PROBLEM STATEMENT> Review the lines that follow and copy each one that contains the word "number".

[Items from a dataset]
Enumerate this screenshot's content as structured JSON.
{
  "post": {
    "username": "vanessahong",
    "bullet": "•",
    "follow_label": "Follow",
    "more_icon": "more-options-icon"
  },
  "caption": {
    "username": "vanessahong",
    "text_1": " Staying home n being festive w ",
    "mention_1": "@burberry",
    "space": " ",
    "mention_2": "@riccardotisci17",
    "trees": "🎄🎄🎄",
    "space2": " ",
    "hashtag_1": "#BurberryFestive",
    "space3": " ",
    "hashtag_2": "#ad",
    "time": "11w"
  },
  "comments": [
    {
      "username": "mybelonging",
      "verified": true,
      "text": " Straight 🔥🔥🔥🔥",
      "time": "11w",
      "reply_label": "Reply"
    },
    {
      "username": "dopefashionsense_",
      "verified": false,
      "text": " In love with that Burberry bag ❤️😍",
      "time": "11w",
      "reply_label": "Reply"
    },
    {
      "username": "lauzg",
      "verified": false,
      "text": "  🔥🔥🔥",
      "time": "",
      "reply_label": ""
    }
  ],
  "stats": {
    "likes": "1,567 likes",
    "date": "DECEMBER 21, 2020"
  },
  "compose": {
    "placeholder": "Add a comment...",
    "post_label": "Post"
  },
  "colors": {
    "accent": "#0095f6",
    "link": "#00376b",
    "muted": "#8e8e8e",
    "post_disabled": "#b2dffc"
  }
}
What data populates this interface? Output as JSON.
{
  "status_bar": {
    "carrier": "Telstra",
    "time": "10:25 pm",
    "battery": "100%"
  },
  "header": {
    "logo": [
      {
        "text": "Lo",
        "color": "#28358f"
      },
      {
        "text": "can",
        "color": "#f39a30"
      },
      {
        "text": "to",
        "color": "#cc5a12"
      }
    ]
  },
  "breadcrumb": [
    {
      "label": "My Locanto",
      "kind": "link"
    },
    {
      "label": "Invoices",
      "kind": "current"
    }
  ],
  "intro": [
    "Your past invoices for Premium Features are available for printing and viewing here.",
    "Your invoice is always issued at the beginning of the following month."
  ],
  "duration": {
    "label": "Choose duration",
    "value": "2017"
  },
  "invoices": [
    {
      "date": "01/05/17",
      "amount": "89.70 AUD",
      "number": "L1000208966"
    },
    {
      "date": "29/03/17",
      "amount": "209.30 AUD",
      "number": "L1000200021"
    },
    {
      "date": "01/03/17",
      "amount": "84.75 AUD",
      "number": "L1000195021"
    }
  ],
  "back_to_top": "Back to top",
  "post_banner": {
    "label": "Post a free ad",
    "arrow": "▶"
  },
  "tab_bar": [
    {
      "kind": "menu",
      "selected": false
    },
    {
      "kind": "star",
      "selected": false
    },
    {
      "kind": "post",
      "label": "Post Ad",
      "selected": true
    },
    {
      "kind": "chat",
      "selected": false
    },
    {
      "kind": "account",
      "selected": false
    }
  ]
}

RESULT OF THE EXERCISE>
      "number": "L1000208966"
      "number": "L1000200021"
      "number": "L1000195021"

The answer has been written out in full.